Written task
Each line containing the word "this" should be found and copied.

══ Given data ══

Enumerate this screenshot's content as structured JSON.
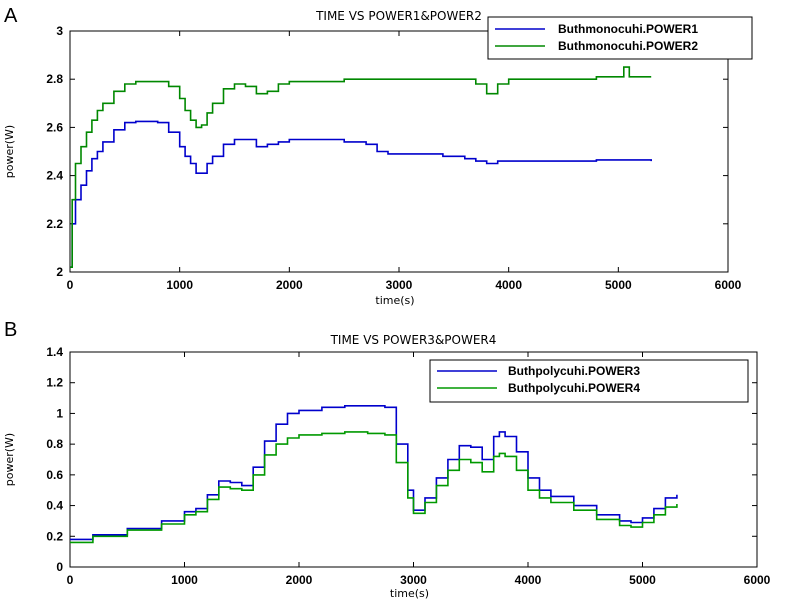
{
  "chart_data": [
    {
      "panel_label": "A",
      "type": "line",
      "title": "TIME VS POWER1&POWER2",
      "xlabel": "time(s)",
      "ylabel": "power(W)",
      "xlim": [
        0,
        6000
      ],
      "ylim": [
        2,
        3
      ],
      "xticks": [
        "0",
        "1000",
        "2000",
        "3000",
        "4000",
        "5000",
        "6000"
      ],
      "yticks": [
        "2",
        "2.2",
        "2.4",
        "2.6",
        "2.8",
        "3"
      ],
      "grid": false,
      "legend_position": "top-right",
      "series": [
        {
          "name": "Buthmonocuhi.POWER1",
          "color": "#0000cc",
          "x": [
            0,
            20,
            50,
            100,
            150,
            200,
            250,
            300,
            400,
            500,
            600,
            700,
            800,
            900,
            1000,
            1050,
            1100,
            1150,
            1200,
            1250,
            1300,
            1400,
            1500,
            1600,
            1700,
            1800,
            1900,
            2000,
            2100,
            2300,
            2500,
            2700,
            2800,
            2900,
            3000,
            3200,
            3400,
            3600,
            3700,
            3800,
            3900,
            4000,
            4200,
            4500,
            4800,
            5000,
            5300
          ],
          "y": [
            2.02,
            2.2,
            2.3,
            2.36,
            2.42,
            2.47,
            2.5,
            2.54,
            2.59,
            2.62,
            2.625,
            2.625,
            2.62,
            2.58,
            2.52,
            2.48,
            2.45,
            2.41,
            2.41,
            2.45,
            2.48,
            2.53,
            2.55,
            2.55,
            2.52,
            2.53,
            2.54,
            2.55,
            2.55,
            2.55,
            2.54,
            2.53,
            2.5,
            2.49,
            2.49,
            2.49,
            2.48,
            2.47,
            2.46,
            2.45,
            2.46,
            2.46,
            2.46,
            2.46,
            2.465,
            2.465,
            2.46
          ]
        },
        {
          "name": "Buthmonocuhi.POWER2",
          "color": "#008800",
          "x": [
            0,
            20,
            50,
            100,
            150,
            200,
            250,
            300,
            400,
            500,
            600,
            700,
            800,
            900,
            1000,
            1050,
            1100,
            1150,
            1200,
            1250,
            1300,
            1400,
            1500,
            1600,
            1700,
            1800,
            1900,
            2000,
            2200,
            2500,
            2800,
            3000,
            3200,
            3500,
            3700,
            3800,
            3900,
            4000,
            4200,
            4500,
            4800,
            5000,
            5050,
            5100,
            5300
          ],
          "y": [
            2.02,
            2.3,
            2.45,
            2.52,
            2.58,
            2.63,
            2.67,
            2.7,
            2.75,
            2.78,
            2.79,
            2.79,
            2.79,
            2.77,
            2.72,
            2.67,
            2.63,
            2.6,
            2.61,
            2.66,
            2.7,
            2.76,
            2.78,
            2.77,
            2.74,
            2.75,
            2.78,
            2.79,
            2.79,
            2.8,
            2.8,
            2.8,
            2.8,
            2.8,
            2.78,
            2.74,
            2.78,
            2.8,
            2.8,
            2.8,
            2.81,
            2.81,
            2.85,
            2.81,
            2.81
          ]
        }
      ]
    },
    {
      "panel_label": "B",
      "type": "line",
      "title": "TIME VS POWER3&POWER4",
      "xlabel": "time(s)",
      "ylabel": "power(W)",
      "xlim": [
        0,
        6000
      ],
      "ylim": [
        0,
        1.4
      ],
      "xticks": [
        "0",
        "1000",
        "2000",
        "3000",
        "4000",
        "5000",
        "6000"
      ],
      "yticks": [
        "0",
        "0.2",
        "0.4",
        "0.6",
        "0.8",
        "1",
        "1.2",
        "1.4"
      ],
      "grid": false,
      "legend_position": "top-right",
      "series": [
        {
          "name": "Buthpolycuhi.POWER3",
          "color": "#0000cc",
          "x": [
            0,
            200,
            500,
            800,
            1000,
            1100,
            1200,
            1300,
            1400,
            1500,
            1600,
            1700,
            1800,
            1900,
            2000,
            2200,
            2400,
            2600,
            2750,
            2850,
            2950,
            3000,
            3100,
            3200,
            3300,
            3400,
            3500,
            3600,
            3700,
            3750,
            3800,
            3900,
            4000,
            4100,
            4200,
            4400,
            4600,
            4800,
            4900,
            5000,
            5100,
            5200,
            5300
          ],
          "y": [
            0.18,
            0.21,
            0.25,
            0.3,
            0.36,
            0.38,
            0.47,
            0.56,
            0.55,
            0.53,
            0.65,
            0.82,
            0.93,
            1.0,
            1.02,
            1.04,
            1.05,
            1.05,
            1.04,
            0.8,
            0.5,
            0.37,
            0.45,
            0.58,
            0.7,
            0.79,
            0.78,
            0.7,
            0.85,
            0.88,
            0.85,
            0.75,
            0.58,
            0.5,
            0.46,
            0.4,
            0.34,
            0.3,
            0.29,
            0.32,
            0.38,
            0.45,
            0.47
          ]
        },
        {
          "name": "Buthpolycuhi.POWER4",
          "color": "#009900",
          "x": [
            0,
            200,
            500,
            800,
            1000,
            1100,
            1200,
            1300,
            1400,
            1500,
            1600,
            1700,
            1800,
            1900,
            2000,
            2200,
            2400,
            2600,
            2750,
            2850,
            2950,
            3000,
            3100,
            3200,
            3300,
            3400,
            3500,
            3600,
            3700,
            3750,
            3800,
            3900,
            4000,
            4100,
            4200,
            4400,
            4600,
            4800,
            4900,
            5000,
            5100,
            5200,
            5300
          ],
          "y": [
            0.16,
            0.2,
            0.24,
            0.28,
            0.34,
            0.36,
            0.44,
            0.52,
            0.51,
            0.5,
            0.6,
            0.73,
            0.8,
            0.84,
            0.86,
            0.87,
            0.88,
            0.87,
            0.86,
            0.68,
            0.45,
            0.35,
            0.42,
            0.53,
            0.63,
            0.7,
            0.68,
            0.62,
            0.72,
            0.74,
            0.72,
            0.63,
            0.5,
            0.45,
            0.42,
            0.37,
            0.31,
            0.27,
            0.26,
            0.29,
            0.34,
            0.39,
            0.41
          ]
        }
      ]
    }
  ]
}
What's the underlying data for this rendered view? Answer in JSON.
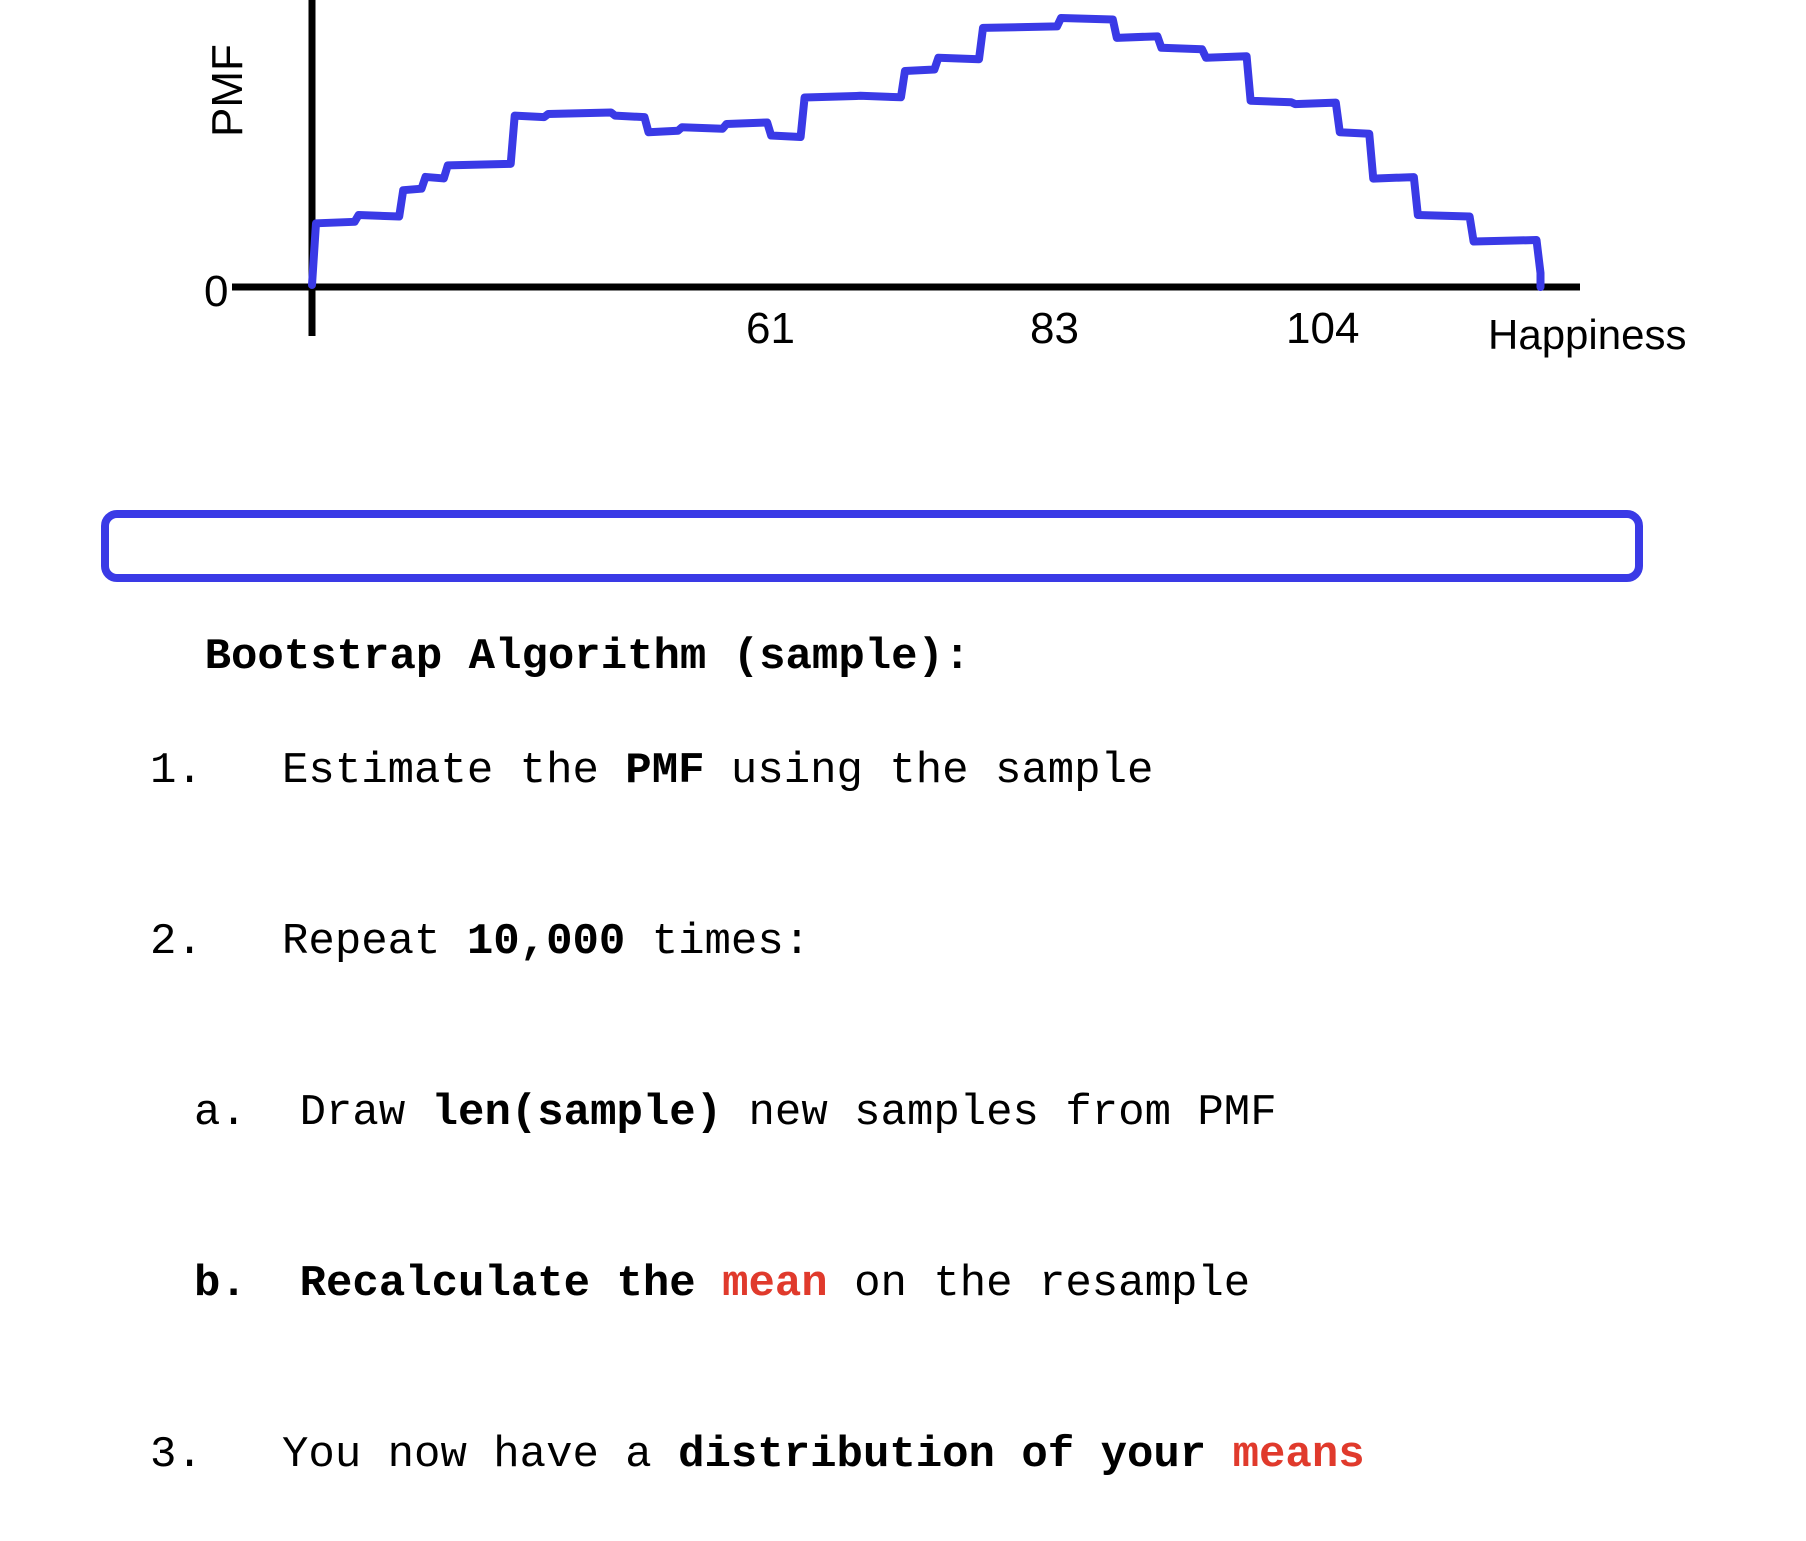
{
  "chart_data": {
    "type": "line",
    "ylabel": "PMF",
    "xlabel": "Happiness",
    "y_tick": "0",
    "x_ticks": [
      "61",
      "83",
      "104"
    ],
    "series": [
      {
        "color": "#3a3ae6",
        "steps": [
          [
            14,
            3
          ],
          [
            18,
            3.5
          ],
          [
            22,
            5
          ],
          [
            24,
            5.8
          ],
          [
            26,
            6.5
          ],
          [
            32,
            9.5
          ],
          [
            35,
            9.6
          ],
          [
            41,
            9.5
          ],
          [
            44,
            8.5
          ],
          [
            47,
            8.8
          ],
          [
            51,
            9
          ],
          [
            55,
            8.3
          ],
          [
            58,
            10.6
          ],
          [
            63,
            10.7
          ],
          [
            67,
            12.2
          ],
          [
            70,
            13
          ],
          [
            74,
            14.8
          ],
          [
            81,
            15.4
          ],
          [
            86,
            14.2
          ],
          [
            90,
            13.6
          ],
          [
            94,
            13
          ],
          [
            98,
            10.4
          ],
          [
            102,
            10.2
          ],
          [
            106,
            8.5
          ],
          [
            109,
            5.7
          ],
          [
            113,
            3.5
          ],
          [
            118,
            1.9
          ],
          [
            124,
            0
          ]
        ]
      }
    ],
    "grid": false
  },
  "algorithm": {
    "title": "Bootstrap Algorithm (sample):",
    "step1": {
      "num": "1.",
      "pre": "Estimate the ",
      "bold": "PMF",
      "post": " using the sample"
    },
    "step2": {
      "num": "2.",
      "pre": "Repeat ",
      "bold": "10,000",
      "post": " times:"
    },
    "step2a": {
      "num": "a.",
      "pre": "Draw ",
      "bold": "len(sample)",
      "post": " new samples from PMF"
    },
    "step2b": {
      "num": "b.",
      "bold": "Recalculate the ",
      "red": "mean",
      "post": " on the resample"
    },
    "step3": {
      "num": "3.",
      "pre": "You now have a ",
      "bold": "distribution of your ",
      "red": "means"
    }
  },
  "colors": {
    "accent": "#3a3ae6",
    "highlight": "#e03a2c"
  }
}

═══

Exercise response
Enumerate this screenshot's content as structured JSON.
What's the underlying data for this rendered view? Answer in JSON.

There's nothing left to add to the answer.